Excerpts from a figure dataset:
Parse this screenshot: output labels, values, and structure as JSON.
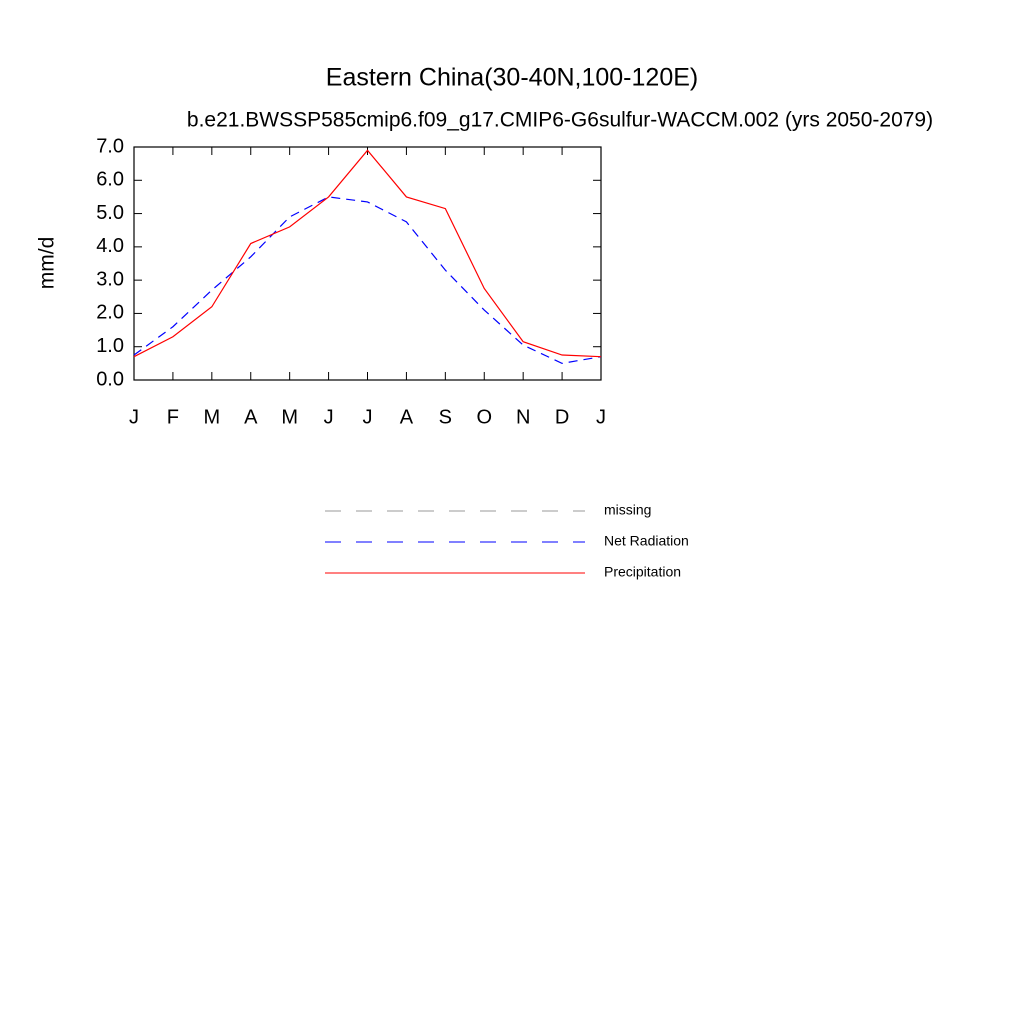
{
  "chart_data": {
    "type": "line",
    "title": "Eastern China(30-40N,100-120E)",
    "subtitle": "b.e21.BWSSP585cmip6.f09_g17.CMIP6-G6sulfur-WACCM.002 (yrs 2050-2079)",
    "y_label": "mm/d",
    "categories": [
      "J",
      "F",
      "M",
      "A",
      "M",
      "J",
      "J",
      "A",
      "S",
      "O",
      "N",
      "D",
      "J"
    ],
    "ylim": [
      0,
      7
    ],
    "yticks": [
      {
        "value": 0,
        "label": "0.0"
      },
      {
        "value": 1,
        "label": "1.0"
      },
      {
        "value": 2,
        "label": "2.0"
      },
      {
        "value": 3,
        "label": "3.0"
      },
      {
        "value": 4,
        "label": "4.0"
      },
      {
        "value": 5,
        "label": "5.0"
      },
      {
        "value": 6,
        "label": "6.0"
      },
      {
        "value": 7,
        "label": "7.0"
      }
    ],
    "series": [
      {
        "name": "missing",
        "color": "#999999",
        "dash": true,
        "values": [
          null,
          null,
          null,
          null,
          null,
          null,
          null,
          null,
          null,
          null,
          null,
          null,
          null
        ]
      },
      {
        "name": "Net Radiation",
        "color": "#0000ff",
        "dash": true,
        "values": [
          0.75,
          1.6,
          2.7,
          3.7,
          4.9,
          5.5,
          5.35,
          4.75,
          3.3,
          2.1,
          1.05,
          0.5,
          0.7
        ]
      },
      {
        "name": "Precipitation",
        "color": "#ff0000",
        "dash": false,
        "values": [
          0.7,
          1.3,
          2.2,
          4.1,
          4.6,
          5.5,
          6.9,
          5.5,
          5.15,
          2.75,
          1.15,
          0.75,
          0.7
        ]
      }
    ]
  }
}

• Request
Repeat the data in full and exactly. Omit pictures.

• Task result
Parse this screenshot: output labels, values, and structure as JSON.
{
  "chart_data": {
    "type": "line",
    "title": "Eastern China(30-40N,100-120E)",
    "subtitle": "b.e21.BWSSP585cmip6.f09_g17.CMIP6-G6sulfur-WACCM.002 (yrs 2050-2079)",
    "y_label": "mm/d",
    "categories": [
      "J",
      "F",
      "M",
      "A",
      "M",
      "J",
      "J",
      "A",
      "S",
      "O",
      "N",
      "D",
      "J"
    ],
    "ylim": [
      0,
      7
    ],
    "yticks": [
      {
        "value": 0,
        "label": "0.0"
      },
      {
        "value": 1,
        "label": "1.0"
      },
      {
        "value": 2,
        "label": "2.0"
      },
      {
        "value": 3,
        "label": "3.0"
      },
      {
        "value": 4,
        "label": "4.0"
      },
      {
        "value": 5,
        "label": "5.0"
      },
      {
        "value": 6,
        "label": "6.0"
      },
      {
        "value": 7,
        "label": "7.0"
      }
    ],
    "series": [
      {
        "name": "missing",
        "color": "#999999",
        "dash": true,
        "values": [
          null,
          null,
          null,
          null,
          null,
          null,
          null,
          null,
          null,
          null,
          null,
          null,
          null
        ]
      },
      {
        "name": "Net Radiation",
        "color": "#0000ff",
        "dash": true,
        "values": [
          0.75,
          1.6,
          2.7,
          3.7,
          4.9,
          5.5,
          5.35,
          4.75,
          3.3,
          2.1,
          1.05,
          0.5,
          0.7
        ]
      },
      {
        "name": "Precipitation",
        "color": "#ff0000",
        "dash": false,
        "values": [
          0.7,
          1.3,
          2.2,
          4.1,
          4.6,
          5.5,
          6.9,
          5.5,
          5.15,
          2.75,
          1.15,
          0.75,
          0.7
        ]
      }
    ]
  }
}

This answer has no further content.